- **Request**: Find how many lines in the data below mention "title". Give the number only.

(Entries with figure data)
•••••

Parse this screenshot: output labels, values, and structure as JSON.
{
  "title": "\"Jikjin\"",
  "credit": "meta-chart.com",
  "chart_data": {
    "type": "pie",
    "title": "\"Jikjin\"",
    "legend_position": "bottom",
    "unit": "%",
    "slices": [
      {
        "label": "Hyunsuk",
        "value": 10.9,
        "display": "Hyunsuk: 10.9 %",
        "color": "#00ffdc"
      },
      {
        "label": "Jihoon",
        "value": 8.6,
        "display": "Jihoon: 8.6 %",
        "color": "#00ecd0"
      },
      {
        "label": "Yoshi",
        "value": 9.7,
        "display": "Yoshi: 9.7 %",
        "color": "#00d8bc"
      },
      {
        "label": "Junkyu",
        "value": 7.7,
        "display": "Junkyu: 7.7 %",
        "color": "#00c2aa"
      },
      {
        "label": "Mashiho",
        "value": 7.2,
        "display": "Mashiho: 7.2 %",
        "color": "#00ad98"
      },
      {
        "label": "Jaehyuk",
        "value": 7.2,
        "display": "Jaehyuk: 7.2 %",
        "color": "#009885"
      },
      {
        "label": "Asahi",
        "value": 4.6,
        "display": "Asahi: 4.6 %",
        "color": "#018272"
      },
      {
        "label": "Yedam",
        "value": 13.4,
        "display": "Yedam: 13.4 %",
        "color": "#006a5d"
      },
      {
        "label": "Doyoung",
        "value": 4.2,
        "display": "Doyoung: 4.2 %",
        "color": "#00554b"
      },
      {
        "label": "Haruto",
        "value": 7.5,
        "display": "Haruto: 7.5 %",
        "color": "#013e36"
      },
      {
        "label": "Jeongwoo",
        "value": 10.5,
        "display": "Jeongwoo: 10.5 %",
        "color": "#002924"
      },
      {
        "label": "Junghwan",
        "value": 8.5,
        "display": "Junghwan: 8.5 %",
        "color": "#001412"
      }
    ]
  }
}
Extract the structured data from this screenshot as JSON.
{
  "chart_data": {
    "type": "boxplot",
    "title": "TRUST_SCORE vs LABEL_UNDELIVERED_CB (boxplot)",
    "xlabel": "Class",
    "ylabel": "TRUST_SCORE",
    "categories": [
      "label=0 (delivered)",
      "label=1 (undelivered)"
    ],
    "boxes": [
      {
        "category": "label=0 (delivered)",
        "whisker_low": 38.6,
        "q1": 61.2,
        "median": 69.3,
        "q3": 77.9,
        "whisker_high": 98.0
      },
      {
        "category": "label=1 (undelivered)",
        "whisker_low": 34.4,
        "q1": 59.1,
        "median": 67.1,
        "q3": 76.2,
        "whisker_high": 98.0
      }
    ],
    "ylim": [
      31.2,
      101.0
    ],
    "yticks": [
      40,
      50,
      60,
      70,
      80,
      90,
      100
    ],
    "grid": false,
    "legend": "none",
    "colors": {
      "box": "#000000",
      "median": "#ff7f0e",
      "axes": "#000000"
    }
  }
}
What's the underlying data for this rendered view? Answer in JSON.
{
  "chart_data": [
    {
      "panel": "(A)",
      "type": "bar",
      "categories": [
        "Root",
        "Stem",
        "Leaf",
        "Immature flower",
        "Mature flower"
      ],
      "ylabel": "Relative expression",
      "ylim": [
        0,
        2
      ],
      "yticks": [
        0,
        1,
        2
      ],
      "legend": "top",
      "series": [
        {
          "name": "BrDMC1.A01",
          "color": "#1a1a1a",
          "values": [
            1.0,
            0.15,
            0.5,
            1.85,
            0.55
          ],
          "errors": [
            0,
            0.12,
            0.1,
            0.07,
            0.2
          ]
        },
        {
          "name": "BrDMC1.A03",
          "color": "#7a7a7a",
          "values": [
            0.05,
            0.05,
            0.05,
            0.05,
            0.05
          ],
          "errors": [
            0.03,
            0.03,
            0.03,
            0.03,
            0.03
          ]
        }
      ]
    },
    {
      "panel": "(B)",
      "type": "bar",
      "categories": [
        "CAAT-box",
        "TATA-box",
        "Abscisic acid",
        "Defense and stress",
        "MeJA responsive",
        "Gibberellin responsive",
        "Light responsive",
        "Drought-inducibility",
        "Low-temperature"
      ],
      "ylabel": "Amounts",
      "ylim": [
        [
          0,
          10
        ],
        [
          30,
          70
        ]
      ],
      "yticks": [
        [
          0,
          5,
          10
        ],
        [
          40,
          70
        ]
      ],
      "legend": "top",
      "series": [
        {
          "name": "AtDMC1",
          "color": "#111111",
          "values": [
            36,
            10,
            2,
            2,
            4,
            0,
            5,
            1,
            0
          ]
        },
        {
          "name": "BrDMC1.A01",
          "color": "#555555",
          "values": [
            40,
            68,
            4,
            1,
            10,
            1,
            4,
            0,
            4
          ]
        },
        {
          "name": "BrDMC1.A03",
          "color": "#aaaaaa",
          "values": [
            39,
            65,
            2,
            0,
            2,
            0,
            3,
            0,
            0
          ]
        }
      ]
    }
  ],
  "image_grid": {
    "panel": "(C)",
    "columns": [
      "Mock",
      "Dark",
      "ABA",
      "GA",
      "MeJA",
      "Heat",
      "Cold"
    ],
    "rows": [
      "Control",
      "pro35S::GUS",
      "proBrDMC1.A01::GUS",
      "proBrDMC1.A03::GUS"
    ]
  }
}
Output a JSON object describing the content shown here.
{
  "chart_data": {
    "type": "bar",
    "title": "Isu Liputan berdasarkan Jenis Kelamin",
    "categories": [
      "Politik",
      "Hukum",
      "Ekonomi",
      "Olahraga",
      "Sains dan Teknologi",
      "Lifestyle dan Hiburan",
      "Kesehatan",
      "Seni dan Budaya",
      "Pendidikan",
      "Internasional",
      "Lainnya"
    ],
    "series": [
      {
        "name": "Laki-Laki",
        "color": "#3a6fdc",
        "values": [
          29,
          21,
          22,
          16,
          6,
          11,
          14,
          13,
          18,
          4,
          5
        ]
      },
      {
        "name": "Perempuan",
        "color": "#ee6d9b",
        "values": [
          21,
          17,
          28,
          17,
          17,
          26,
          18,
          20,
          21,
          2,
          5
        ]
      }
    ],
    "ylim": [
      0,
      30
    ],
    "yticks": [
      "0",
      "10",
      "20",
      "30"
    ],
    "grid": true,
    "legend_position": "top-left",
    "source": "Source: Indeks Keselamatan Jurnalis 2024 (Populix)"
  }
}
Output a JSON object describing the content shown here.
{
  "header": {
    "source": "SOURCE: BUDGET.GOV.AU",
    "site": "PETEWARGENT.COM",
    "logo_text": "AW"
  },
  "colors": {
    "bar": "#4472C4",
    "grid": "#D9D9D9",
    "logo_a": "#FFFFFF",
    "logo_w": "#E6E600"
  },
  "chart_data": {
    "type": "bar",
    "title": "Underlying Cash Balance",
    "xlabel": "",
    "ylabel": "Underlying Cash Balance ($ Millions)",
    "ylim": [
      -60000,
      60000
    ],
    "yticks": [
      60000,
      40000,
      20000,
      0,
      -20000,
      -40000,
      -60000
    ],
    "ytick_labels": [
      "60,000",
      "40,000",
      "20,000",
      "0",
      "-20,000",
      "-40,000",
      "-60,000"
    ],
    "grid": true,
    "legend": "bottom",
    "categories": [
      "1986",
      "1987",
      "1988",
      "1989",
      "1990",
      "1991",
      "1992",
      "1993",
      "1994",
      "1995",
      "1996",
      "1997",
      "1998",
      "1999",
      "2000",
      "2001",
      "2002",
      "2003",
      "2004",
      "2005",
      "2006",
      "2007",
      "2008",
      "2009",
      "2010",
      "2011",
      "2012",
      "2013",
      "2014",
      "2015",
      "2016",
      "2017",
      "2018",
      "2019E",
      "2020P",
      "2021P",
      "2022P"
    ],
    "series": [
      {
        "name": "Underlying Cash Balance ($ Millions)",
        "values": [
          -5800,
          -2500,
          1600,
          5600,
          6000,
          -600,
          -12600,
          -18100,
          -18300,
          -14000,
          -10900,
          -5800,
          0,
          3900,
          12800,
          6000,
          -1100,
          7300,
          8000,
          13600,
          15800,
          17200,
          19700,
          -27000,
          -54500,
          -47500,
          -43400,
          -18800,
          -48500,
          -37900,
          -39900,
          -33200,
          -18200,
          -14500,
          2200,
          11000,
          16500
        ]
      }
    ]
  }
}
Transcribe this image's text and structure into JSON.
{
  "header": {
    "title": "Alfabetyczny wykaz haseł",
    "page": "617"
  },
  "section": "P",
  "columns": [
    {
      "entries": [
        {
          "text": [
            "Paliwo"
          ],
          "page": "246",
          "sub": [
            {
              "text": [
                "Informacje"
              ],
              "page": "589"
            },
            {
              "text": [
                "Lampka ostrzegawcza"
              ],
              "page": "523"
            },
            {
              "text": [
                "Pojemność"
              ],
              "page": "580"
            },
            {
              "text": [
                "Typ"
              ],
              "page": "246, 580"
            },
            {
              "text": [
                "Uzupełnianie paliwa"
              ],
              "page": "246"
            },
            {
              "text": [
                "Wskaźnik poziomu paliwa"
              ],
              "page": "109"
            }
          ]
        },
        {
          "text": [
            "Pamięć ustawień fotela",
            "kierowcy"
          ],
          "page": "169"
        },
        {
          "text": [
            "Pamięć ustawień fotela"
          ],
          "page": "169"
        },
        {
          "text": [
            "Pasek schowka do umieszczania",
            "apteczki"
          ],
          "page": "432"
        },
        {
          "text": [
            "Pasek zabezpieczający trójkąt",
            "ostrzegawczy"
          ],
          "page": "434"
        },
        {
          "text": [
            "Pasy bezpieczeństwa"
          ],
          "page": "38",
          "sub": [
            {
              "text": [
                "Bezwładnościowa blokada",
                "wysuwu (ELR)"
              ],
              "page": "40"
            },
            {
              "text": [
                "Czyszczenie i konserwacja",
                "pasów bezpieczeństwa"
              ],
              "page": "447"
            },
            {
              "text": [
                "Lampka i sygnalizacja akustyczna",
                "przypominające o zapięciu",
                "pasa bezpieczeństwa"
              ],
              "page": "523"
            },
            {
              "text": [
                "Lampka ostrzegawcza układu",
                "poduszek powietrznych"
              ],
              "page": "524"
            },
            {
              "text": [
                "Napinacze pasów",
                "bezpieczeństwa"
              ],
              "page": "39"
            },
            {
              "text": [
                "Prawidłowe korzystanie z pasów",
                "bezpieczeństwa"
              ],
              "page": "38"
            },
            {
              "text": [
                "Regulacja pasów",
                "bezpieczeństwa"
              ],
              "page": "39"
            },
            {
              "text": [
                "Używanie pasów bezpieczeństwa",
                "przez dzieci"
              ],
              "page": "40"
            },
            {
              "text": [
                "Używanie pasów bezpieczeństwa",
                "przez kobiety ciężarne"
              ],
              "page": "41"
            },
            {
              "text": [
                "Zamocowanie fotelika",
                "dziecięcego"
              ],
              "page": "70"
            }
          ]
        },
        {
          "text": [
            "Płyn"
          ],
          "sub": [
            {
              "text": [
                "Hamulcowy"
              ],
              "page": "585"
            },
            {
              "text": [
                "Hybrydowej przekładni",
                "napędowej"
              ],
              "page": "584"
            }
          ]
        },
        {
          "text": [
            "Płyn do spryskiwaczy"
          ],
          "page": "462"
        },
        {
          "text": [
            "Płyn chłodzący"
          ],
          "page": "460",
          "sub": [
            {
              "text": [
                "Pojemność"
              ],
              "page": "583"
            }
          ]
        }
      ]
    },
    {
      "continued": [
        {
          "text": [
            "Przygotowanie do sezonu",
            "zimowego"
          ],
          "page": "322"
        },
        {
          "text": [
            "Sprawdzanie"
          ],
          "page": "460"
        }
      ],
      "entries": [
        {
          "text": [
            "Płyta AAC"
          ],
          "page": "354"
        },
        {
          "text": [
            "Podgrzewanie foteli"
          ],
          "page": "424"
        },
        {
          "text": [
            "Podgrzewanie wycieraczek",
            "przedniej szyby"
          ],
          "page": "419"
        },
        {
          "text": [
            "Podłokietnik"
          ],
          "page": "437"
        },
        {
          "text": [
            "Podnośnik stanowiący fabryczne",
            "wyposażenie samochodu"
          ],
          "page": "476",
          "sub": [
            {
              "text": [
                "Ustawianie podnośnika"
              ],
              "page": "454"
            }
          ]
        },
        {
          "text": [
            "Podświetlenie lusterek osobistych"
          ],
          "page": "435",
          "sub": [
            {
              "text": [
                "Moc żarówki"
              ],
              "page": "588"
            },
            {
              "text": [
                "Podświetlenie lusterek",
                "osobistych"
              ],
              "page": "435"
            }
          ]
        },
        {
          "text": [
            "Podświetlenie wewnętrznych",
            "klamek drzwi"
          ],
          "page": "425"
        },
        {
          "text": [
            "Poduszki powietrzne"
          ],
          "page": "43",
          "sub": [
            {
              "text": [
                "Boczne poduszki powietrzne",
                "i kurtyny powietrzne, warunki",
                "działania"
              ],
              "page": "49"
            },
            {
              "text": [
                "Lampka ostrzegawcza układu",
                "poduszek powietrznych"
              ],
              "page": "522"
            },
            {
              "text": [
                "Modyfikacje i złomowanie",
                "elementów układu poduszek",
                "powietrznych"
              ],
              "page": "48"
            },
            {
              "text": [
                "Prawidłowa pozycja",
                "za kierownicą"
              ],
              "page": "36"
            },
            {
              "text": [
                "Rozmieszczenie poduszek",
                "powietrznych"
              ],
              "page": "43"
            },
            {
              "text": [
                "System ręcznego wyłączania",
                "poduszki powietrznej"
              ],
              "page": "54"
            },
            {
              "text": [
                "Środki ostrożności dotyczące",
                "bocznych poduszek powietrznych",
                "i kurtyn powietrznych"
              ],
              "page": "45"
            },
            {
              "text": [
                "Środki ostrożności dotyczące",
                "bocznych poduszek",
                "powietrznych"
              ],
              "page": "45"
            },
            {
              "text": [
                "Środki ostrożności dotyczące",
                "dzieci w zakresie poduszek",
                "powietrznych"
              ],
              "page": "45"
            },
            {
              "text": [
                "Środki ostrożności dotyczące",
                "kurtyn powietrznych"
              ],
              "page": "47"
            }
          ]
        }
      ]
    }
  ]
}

•••••

- **Problem solution**: 6